Stated goal: Copy every row from the first one through the row containing "name-search-input[interactable] bbox=[513, 290, 742, 322]", inclusive, keeping each character unchanged.

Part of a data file
* begin *

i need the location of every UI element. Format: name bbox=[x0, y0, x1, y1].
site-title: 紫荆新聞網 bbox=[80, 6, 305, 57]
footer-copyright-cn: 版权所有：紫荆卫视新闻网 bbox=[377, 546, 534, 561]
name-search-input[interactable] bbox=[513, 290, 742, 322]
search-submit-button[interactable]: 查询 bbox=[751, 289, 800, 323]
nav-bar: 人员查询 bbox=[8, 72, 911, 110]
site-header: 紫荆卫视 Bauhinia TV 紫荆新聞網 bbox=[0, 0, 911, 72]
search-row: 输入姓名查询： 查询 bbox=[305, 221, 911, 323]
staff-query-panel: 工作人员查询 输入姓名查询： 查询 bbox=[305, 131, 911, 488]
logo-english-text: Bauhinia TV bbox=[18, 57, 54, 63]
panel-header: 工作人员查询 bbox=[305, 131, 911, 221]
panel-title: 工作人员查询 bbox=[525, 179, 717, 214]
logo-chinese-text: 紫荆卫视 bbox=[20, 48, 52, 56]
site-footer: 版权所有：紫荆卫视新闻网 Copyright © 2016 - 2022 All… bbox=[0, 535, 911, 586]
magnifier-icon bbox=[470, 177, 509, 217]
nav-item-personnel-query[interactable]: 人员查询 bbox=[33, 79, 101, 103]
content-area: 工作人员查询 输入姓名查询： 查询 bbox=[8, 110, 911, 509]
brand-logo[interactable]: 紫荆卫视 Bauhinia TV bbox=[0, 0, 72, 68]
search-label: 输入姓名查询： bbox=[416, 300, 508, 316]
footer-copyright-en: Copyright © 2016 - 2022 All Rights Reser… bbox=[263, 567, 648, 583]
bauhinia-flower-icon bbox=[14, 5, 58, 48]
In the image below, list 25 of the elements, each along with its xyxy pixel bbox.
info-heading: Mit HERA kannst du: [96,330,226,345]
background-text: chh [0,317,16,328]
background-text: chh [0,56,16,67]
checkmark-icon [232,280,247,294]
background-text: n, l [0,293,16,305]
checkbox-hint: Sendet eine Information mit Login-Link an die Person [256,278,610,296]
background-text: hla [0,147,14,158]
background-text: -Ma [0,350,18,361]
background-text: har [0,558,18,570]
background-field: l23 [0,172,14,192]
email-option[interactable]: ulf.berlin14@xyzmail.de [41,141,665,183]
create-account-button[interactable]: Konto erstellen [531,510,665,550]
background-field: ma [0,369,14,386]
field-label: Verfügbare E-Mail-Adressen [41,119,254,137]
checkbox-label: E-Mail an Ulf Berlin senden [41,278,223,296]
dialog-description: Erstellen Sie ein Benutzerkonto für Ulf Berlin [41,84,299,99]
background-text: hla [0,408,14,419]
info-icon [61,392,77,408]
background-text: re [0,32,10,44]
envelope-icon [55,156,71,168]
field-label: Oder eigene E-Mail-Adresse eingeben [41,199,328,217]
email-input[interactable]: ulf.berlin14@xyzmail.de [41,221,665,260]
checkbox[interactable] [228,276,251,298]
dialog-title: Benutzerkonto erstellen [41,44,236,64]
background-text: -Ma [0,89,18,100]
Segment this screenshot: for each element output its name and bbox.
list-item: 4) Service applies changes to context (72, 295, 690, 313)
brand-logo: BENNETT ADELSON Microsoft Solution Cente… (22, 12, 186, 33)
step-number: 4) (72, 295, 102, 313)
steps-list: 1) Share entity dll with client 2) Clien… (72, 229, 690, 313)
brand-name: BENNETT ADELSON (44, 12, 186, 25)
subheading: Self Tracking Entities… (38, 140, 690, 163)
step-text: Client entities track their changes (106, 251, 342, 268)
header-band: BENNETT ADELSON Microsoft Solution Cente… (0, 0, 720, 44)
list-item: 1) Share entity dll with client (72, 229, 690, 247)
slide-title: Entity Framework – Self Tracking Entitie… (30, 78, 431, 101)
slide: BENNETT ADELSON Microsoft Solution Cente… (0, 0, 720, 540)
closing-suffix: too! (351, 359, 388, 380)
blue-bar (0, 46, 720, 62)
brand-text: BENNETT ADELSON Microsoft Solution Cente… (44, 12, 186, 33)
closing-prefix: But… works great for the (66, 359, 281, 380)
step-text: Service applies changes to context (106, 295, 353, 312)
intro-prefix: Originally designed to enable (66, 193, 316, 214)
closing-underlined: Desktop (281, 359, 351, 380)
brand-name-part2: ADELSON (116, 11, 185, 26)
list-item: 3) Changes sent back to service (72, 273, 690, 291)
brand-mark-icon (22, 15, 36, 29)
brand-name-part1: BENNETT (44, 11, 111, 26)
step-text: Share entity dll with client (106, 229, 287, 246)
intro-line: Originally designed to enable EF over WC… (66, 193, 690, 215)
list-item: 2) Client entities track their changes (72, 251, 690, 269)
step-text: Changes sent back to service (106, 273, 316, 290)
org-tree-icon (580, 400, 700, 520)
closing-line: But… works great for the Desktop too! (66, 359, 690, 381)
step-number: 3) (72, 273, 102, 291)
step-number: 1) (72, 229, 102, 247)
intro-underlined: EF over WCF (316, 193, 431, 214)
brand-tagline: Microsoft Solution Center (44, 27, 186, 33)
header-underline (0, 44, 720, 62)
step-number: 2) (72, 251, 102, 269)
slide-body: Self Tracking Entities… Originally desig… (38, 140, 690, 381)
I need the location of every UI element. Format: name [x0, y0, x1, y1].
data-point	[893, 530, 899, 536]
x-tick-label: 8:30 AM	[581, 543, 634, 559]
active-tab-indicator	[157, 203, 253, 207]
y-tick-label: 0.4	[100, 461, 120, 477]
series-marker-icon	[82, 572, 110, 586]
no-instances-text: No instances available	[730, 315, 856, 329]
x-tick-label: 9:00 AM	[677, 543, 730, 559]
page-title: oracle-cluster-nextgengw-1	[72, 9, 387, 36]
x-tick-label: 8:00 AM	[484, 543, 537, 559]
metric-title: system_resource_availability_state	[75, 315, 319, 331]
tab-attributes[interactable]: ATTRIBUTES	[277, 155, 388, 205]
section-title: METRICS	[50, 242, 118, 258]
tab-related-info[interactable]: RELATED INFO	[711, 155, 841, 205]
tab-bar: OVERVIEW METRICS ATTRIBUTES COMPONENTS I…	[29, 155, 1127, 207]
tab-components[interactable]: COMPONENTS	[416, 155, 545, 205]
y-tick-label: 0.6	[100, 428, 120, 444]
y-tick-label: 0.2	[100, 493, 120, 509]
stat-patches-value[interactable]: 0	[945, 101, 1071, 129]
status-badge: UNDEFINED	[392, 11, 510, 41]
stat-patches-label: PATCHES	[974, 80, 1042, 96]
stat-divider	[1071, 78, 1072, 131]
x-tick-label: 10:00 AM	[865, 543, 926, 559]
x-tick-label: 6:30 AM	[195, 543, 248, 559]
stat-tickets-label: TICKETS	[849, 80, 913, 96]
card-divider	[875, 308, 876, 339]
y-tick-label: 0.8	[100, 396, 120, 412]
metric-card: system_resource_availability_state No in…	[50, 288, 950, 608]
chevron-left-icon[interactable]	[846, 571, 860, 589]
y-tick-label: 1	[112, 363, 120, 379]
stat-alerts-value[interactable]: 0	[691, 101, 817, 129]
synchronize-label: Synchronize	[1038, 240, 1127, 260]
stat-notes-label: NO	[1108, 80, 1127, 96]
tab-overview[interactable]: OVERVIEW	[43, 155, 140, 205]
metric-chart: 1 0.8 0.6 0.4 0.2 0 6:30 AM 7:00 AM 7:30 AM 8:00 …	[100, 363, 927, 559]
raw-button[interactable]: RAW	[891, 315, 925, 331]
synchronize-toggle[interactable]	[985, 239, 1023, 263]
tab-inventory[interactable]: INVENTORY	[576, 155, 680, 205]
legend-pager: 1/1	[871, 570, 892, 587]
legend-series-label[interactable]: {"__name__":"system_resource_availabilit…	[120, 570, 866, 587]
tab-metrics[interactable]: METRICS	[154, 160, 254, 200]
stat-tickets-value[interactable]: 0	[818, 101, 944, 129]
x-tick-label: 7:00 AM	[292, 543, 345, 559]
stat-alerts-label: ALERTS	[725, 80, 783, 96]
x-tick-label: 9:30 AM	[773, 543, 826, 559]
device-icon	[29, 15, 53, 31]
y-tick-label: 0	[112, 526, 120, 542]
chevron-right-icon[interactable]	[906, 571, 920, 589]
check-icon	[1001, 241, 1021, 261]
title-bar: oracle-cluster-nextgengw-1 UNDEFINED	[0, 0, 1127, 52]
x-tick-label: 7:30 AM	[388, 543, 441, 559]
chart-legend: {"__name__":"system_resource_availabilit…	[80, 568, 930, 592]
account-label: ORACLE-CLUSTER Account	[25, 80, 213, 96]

* end *

Solution for this problem:
i need the location of every UI element. Format: name bbox=[x0, y0, x1, y1].
site-title: 紫荆新聞網 bbox=[80, 6, 305, 57]
footer-copyright-cn: 版权所有：紫荆卫视新闻网 bbox=[377, 546, 534, 561]
name-search-input[interactable] bbox=[513, 290, 742, 322]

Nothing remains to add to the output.